Collected data
******************************
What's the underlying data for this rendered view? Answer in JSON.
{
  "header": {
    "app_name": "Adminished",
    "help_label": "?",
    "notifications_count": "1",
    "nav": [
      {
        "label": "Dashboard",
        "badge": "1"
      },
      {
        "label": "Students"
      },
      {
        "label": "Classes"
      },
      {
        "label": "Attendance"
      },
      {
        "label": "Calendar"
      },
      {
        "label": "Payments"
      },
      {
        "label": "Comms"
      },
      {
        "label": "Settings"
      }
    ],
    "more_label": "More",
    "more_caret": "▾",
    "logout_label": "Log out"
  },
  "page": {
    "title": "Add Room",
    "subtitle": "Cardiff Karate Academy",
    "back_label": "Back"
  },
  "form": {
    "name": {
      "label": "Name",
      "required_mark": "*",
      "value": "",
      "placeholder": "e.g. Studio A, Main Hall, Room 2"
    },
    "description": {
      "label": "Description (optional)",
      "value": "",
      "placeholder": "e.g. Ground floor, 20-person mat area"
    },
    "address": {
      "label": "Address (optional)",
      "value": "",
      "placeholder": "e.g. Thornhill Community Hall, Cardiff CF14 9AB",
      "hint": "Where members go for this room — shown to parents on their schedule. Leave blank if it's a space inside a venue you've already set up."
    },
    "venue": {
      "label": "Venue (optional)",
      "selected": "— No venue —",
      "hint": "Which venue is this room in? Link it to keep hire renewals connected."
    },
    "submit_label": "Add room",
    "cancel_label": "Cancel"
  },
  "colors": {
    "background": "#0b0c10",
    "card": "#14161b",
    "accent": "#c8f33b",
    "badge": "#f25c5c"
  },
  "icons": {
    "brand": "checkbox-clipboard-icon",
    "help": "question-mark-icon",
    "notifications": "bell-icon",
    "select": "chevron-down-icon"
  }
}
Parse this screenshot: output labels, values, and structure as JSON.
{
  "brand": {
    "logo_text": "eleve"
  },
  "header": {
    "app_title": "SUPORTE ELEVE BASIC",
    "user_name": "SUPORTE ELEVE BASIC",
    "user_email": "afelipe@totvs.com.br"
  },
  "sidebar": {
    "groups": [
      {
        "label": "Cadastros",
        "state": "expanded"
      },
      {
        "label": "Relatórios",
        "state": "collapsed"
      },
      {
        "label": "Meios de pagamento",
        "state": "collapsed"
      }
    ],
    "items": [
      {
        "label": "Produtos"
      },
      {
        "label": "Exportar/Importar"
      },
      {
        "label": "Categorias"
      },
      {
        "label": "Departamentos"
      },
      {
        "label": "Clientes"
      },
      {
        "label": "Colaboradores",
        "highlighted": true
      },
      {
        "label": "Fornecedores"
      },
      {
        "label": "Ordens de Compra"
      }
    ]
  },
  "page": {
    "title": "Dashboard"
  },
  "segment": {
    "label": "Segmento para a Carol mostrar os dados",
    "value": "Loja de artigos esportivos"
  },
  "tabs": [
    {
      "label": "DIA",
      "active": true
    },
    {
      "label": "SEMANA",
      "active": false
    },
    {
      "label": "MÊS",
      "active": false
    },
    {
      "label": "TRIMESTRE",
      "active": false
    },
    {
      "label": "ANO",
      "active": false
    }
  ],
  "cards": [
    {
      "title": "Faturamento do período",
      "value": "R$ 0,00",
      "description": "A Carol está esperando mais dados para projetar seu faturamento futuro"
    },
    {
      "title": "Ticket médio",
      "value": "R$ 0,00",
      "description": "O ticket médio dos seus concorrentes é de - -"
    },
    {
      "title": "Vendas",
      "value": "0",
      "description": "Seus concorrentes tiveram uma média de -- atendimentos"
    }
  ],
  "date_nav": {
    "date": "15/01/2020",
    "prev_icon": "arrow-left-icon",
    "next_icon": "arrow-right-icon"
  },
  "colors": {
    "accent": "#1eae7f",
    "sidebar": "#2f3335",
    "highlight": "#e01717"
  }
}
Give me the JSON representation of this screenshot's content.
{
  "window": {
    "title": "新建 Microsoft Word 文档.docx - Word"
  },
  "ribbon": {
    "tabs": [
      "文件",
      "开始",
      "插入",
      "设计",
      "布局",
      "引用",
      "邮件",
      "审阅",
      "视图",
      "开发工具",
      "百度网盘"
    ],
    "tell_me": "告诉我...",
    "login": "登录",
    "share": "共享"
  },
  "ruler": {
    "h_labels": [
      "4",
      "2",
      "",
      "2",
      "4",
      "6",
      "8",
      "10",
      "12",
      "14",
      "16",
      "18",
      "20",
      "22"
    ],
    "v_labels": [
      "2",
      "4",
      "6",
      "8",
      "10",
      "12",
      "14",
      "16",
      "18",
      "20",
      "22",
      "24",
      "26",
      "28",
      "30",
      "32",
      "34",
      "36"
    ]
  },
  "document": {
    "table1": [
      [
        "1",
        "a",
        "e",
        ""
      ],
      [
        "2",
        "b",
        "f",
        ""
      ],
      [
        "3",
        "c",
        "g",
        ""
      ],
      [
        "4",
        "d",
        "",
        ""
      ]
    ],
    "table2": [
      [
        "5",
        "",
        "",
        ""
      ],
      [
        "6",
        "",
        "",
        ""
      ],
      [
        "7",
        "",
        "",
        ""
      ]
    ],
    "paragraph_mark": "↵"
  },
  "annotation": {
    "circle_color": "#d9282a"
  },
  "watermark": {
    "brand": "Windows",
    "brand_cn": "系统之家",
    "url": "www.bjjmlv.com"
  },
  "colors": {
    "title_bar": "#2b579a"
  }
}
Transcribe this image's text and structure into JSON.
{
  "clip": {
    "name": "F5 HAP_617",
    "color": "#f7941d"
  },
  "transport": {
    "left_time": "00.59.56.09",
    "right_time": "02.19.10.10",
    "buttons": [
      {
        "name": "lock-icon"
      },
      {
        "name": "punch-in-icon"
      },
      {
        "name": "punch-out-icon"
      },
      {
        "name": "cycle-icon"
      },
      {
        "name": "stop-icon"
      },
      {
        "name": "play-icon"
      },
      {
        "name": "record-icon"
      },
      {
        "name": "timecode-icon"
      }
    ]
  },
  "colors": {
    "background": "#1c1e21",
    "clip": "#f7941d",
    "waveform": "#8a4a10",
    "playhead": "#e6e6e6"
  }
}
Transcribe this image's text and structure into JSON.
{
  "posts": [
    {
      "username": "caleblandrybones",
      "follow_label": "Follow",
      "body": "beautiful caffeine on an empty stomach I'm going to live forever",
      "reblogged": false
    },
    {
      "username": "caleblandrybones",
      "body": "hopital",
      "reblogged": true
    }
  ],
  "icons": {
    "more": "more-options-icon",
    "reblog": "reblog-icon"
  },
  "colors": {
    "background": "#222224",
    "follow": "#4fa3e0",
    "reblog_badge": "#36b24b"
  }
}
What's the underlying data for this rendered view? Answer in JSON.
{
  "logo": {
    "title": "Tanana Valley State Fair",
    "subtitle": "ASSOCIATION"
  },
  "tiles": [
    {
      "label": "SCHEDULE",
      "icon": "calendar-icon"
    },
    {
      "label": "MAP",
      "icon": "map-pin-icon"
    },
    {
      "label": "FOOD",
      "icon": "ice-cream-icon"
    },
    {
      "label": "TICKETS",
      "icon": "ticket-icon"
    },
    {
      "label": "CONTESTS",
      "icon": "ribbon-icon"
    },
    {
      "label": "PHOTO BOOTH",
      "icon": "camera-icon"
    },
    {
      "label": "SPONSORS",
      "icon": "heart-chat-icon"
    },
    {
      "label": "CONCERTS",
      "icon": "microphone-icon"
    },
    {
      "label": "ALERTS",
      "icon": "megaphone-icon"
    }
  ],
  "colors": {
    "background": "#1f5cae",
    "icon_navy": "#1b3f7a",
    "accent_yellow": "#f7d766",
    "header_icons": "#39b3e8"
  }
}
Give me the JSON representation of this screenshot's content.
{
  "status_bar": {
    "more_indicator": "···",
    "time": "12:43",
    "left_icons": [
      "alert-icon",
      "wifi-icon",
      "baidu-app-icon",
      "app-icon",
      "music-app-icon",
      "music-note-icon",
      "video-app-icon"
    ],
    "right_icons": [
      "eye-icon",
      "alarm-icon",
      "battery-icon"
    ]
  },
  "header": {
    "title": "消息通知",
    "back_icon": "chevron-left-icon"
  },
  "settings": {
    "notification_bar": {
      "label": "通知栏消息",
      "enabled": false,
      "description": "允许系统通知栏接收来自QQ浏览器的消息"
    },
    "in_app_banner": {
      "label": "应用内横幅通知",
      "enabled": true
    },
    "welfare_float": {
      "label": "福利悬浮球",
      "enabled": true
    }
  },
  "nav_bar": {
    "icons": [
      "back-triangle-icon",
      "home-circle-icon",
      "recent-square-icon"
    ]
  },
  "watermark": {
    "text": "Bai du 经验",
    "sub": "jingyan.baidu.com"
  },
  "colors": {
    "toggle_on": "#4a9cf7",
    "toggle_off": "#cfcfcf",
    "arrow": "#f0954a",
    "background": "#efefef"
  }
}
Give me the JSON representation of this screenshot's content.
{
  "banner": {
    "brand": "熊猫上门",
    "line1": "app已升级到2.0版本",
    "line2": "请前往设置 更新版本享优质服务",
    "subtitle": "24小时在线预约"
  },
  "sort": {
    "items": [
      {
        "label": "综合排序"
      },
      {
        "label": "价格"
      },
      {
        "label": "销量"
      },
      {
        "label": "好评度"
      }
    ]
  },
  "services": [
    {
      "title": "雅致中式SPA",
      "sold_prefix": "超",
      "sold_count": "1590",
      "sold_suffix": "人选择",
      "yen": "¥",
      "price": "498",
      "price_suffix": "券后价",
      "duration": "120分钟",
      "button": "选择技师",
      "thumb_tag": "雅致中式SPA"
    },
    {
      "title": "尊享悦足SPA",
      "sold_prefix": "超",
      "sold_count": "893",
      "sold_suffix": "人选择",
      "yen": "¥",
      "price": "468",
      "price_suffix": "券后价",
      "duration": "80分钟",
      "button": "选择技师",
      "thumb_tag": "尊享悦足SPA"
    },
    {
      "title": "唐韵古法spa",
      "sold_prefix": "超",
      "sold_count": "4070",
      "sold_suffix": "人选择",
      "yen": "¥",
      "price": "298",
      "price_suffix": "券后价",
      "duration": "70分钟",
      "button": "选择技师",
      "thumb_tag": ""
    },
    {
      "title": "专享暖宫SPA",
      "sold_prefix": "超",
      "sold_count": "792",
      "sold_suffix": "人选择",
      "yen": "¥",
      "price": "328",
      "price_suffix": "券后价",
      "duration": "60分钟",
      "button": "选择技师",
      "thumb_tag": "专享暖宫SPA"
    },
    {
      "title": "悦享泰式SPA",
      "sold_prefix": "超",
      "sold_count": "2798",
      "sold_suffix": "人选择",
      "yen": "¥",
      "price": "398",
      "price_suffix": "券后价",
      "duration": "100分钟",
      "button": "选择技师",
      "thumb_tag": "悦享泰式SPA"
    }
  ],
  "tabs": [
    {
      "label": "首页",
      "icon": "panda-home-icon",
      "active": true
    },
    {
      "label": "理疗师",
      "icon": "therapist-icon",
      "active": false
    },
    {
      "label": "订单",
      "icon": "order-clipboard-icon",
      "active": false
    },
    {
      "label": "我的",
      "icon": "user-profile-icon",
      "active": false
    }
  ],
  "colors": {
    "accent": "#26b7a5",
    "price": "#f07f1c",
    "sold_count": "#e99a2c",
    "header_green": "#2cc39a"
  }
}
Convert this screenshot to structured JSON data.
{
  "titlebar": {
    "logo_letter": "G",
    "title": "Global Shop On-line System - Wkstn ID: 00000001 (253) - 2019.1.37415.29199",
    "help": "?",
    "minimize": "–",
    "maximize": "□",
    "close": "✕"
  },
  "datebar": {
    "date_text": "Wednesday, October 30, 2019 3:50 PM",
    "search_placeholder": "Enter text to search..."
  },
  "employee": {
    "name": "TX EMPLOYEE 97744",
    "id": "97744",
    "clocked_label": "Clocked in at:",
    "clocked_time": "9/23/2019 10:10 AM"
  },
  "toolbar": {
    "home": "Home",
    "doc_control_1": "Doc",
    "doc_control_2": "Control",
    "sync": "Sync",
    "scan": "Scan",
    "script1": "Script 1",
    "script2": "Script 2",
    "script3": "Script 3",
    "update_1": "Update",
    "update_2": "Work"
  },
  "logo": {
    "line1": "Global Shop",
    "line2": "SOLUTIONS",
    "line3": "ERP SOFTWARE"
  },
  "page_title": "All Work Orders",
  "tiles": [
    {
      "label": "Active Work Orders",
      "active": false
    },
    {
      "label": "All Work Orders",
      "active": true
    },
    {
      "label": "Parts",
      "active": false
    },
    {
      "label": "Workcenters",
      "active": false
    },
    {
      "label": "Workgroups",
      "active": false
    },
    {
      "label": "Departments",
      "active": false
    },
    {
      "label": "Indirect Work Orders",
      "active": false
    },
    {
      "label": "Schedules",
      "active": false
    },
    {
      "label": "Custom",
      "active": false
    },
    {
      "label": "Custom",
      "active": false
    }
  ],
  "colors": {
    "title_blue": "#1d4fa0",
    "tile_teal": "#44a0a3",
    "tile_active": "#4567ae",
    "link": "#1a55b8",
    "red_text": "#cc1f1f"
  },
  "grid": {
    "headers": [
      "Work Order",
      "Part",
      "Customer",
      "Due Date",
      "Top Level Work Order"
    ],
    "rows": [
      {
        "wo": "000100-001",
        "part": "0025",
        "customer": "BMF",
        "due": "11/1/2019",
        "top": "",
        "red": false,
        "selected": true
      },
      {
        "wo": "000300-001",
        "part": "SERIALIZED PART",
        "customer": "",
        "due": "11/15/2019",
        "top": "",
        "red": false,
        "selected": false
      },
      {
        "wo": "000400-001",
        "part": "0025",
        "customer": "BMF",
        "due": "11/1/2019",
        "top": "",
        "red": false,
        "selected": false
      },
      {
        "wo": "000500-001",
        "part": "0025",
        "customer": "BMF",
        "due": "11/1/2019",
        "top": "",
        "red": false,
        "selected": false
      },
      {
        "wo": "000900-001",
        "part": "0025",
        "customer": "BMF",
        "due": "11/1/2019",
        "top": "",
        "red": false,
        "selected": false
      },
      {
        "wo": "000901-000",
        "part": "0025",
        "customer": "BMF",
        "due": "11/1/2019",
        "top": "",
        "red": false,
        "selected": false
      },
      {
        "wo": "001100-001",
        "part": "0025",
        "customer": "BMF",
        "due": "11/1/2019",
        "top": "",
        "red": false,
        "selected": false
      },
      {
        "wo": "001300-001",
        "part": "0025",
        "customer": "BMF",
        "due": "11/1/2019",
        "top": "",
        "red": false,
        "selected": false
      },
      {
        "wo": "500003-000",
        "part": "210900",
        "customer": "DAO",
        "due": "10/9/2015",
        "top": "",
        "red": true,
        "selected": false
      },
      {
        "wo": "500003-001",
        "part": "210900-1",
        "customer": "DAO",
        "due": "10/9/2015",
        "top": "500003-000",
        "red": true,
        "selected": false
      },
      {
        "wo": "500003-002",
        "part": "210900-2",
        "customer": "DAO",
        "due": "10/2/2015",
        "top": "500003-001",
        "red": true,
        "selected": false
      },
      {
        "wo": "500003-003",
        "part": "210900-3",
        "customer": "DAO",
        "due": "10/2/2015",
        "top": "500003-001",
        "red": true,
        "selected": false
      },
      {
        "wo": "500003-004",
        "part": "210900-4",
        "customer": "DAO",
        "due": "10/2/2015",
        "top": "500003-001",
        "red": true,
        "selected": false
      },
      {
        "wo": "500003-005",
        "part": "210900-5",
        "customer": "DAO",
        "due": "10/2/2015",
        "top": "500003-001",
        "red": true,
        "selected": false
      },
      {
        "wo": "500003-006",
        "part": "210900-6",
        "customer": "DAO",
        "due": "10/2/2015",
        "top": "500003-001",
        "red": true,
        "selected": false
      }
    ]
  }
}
******************************
What is needed:
Find every line that holds "Orders" and copy it.

Written answer:
  "page_title": "All Work Orders",
      "label": "Active Work Orders",
      "label": "All Work Orders",
      "label": "Indirect Work Orders",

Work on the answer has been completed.